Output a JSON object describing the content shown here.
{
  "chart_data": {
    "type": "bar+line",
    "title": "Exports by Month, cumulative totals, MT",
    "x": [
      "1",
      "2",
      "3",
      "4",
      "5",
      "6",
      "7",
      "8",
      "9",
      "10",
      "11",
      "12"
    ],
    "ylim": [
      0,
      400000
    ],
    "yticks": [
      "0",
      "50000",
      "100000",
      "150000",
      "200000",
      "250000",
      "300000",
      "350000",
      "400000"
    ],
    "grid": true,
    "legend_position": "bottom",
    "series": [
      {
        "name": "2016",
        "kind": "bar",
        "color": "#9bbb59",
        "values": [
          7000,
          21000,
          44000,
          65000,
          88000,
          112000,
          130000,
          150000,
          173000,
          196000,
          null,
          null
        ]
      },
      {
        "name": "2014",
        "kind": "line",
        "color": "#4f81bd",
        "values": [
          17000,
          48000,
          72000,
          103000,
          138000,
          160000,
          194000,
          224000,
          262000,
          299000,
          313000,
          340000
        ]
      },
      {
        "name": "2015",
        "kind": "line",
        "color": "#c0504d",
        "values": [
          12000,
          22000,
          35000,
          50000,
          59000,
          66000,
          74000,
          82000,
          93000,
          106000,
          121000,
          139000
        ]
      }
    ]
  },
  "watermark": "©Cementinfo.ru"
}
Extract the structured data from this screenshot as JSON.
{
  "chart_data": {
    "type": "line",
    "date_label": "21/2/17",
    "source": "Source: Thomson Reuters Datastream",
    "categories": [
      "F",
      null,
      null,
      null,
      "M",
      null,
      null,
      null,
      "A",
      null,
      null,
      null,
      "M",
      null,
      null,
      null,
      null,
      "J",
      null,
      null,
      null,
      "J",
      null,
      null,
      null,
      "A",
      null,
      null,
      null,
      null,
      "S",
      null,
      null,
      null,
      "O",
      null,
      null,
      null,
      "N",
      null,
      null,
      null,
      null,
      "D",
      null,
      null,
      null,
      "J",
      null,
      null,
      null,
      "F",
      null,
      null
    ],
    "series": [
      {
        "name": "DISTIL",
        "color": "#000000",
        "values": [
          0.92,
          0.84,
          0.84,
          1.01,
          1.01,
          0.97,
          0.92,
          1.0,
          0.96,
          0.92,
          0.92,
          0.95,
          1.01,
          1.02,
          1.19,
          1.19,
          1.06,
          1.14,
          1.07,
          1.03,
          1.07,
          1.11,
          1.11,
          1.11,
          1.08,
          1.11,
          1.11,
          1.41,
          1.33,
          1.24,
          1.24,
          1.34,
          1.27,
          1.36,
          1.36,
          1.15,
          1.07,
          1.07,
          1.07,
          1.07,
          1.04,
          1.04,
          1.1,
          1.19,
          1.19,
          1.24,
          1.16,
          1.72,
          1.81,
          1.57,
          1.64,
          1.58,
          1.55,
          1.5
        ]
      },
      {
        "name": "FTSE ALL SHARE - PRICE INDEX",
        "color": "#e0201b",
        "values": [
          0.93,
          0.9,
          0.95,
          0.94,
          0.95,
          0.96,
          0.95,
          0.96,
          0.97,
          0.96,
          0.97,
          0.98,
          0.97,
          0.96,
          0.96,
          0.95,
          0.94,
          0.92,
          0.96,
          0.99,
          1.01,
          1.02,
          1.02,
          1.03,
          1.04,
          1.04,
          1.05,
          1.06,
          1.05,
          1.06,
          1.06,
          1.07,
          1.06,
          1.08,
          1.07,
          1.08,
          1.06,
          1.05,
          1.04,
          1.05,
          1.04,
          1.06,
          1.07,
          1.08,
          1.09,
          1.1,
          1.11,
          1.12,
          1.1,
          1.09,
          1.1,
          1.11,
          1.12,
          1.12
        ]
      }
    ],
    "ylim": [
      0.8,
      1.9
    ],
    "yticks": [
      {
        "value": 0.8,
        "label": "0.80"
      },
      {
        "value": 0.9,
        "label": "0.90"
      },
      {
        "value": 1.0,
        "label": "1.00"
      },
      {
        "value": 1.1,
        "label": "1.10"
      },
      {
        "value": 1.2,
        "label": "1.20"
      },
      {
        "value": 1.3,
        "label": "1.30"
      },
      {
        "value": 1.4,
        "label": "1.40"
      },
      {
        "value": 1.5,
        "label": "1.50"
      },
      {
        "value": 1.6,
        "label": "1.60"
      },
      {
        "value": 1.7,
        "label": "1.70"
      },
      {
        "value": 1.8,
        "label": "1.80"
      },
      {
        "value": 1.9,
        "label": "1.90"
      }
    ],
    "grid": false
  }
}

****************

● WHAT IS EXPECTED: Reproduce the entries above in full, verbatim.

● THE REPLY:
Output a JSON object describing the content shown here.
{
  "chart_data": {
    "type": "bar+line",
    "title": "Exports by Month, cumulative totals, MT",
    "x": [
      "1",
      "2",
      "3",
      "4",
      "5",
      "6",
      "7",
      "8",
      "9",
      "10",
      "11",
      "12"
    ],
    "ylim": [
      0,
      400000
    ],
    "yticks": [
      "0",
      "50000",
      "100000",
      "150000",
      "200000",
      "250000",
      "300000",
      "350000",
      "400000"
    ],
    "grid": true,
    "legend_position": "bottom",
    "series": [
      {
        "name": "2016",
        "kind": "bar",
        "color": "#9bbb59",
        "values": [
          7000,
          21000,
          44000,
          65000,
          88000,
          112000,
          130000,
          150000,
          173000,
          196000,
          null,
          null
        ]
      },
      {
        "name": "2014",
        "kind": "line",
        "color": "#4f81bd",
        "values": [
          17000,
          48000,
          72000,
          103000,
          138000,
          160000,
          194000,
          224000,
          262000,
          299000,
          313000,
          340000
        ]
      },
      {
        "name": "2015",
        "kind": "line",
        "color": "#c0504d",
        "values": [
          12000,
          22000,
          35000,
          50000,
          59000,
          66000,
          74000,
          82000,
          93000,
          106000,
          121000,
          139000
        ]
      }
    ]
  },
  "watermark": "©Cementinfo.ru"
}
Extract the structured data from this screenshot as JSON.
{
  "chart_data": {
    "type": "line",
    "date_label": "21/2/17",
    "source": "Source: Thomson Reuters Datastream",
    "categories": [
      "F",
      null,
      null,
      null,
      "M",
      null,
      null,
      null,
      "A",
      null,
      null,
      null,
      "M",
      null,
      null,
      null,
      null,
      "J",
      null,
      null,
      null,
      "J",
      null,
      null,
      null,
      "A",
      null,
      null,
      null,
      null,
      "S",
      null,
      null,
      null,
      "O",
      null,
      null,
      null,
      "N",
      null,
      null,
      null,
      null,
      "D",
      null,
      null,
      null,
      "J",
      null,
      null,
      null,
      "F",
      null,
      null
    ],
    "series": [
      {
        "name": "DISTIL",
        "color": "#000000",
        "values": [
          0.92,
          0.84,
          0.84,
          1.01,
          1.01,
          0.97,
          0.92,
          1.0,
          0.96,
          0.92,
          0.92,
          0.95,
          1.01,
          1.02,
          1.19,
          1.19,
          1.06,
          1.14,
          1.07,
          1.03,
          1.07,
          1.11,
          1.11,
          1.11,
          1.08,
          1.11,
          1.11,
          1.41,
          1.33,
          1.24,
          1.24,
          1.34,
          1.27,
          1.36,
          1.36,
          1.15,
          1.07,
          1.07,
          1.07,
          1.07,
          1.04,
          1.04,
          1.1,
          1.19,
          1.19,
          1.24,
          1.16,
          1.72,
          1.81,
          1.57,
          1.64,
          1.58,
          1.55,
          1.5
        ]
      },
      {
        "name": "FTSE ALL SHARE - PRICE INDEX",
        "color": "#e0201b",
        "values": [
          0.93,
          0.9,
          0.95,
          0.94,
          0.95,
          0.96,
          0.95,
          0.96,
          0.97,
          0.96,
          0.97,
          0.98,
          0.97,
          0.96,
          0.96,
          0.95,
          0.94,
          0.92,
          0.96,
          0.99,
          1.01,
          1.02,
          1.02,
          1.03,
          1.04,
          1.04,
          1.05,
          1.06,
          1.05,
          1.06,
          1.06,
          1.07,
          1.06,
          1.08,
          1.07,
          1.08,
          1.06,
          1.05,
          1.04,
          1.05,
          1.04,
          1.06,
          1.07,
          1.08,
          1.09,
          1.1,
          1.11,
          1.12,
          1.1,
          1.09,
          1.1,
          1.11,
          1.12,
          1.12
        ]
      }
    ],
    "ylim": [
      0.8,
      1.9
    ],
    "yticks": [
      {
        "value": 0.8,
        "label": "0.80"
      },
      {
        "value": 0.9,
        "label": "0.90"
      },
      {
        "value": 1.0,
        "label": "1.00"
      },
      {
        "value": 1.1,
        "label": "1.10"
      },
      {
        "value": 1.2,
        "label": "1.20"
      },
      {
        "value": 1.3,
        "label": "1.30"
      },
      {
        "value": 1.4,
        "label": "1.40"
      },
      {
        "value": 1.5,
        "label": "1.50"
      },
      {
        "value": 1.6,
        "label": "1.60"
      },
      {
        "value": 1.7,
        "label": "1.70"
      },
      {
        "value": 1.8,
        "label": "1.80"
      },
      {
        "value": 1.9,
        "label": "1.90"
      }
    ],
    "grid": false
  }
}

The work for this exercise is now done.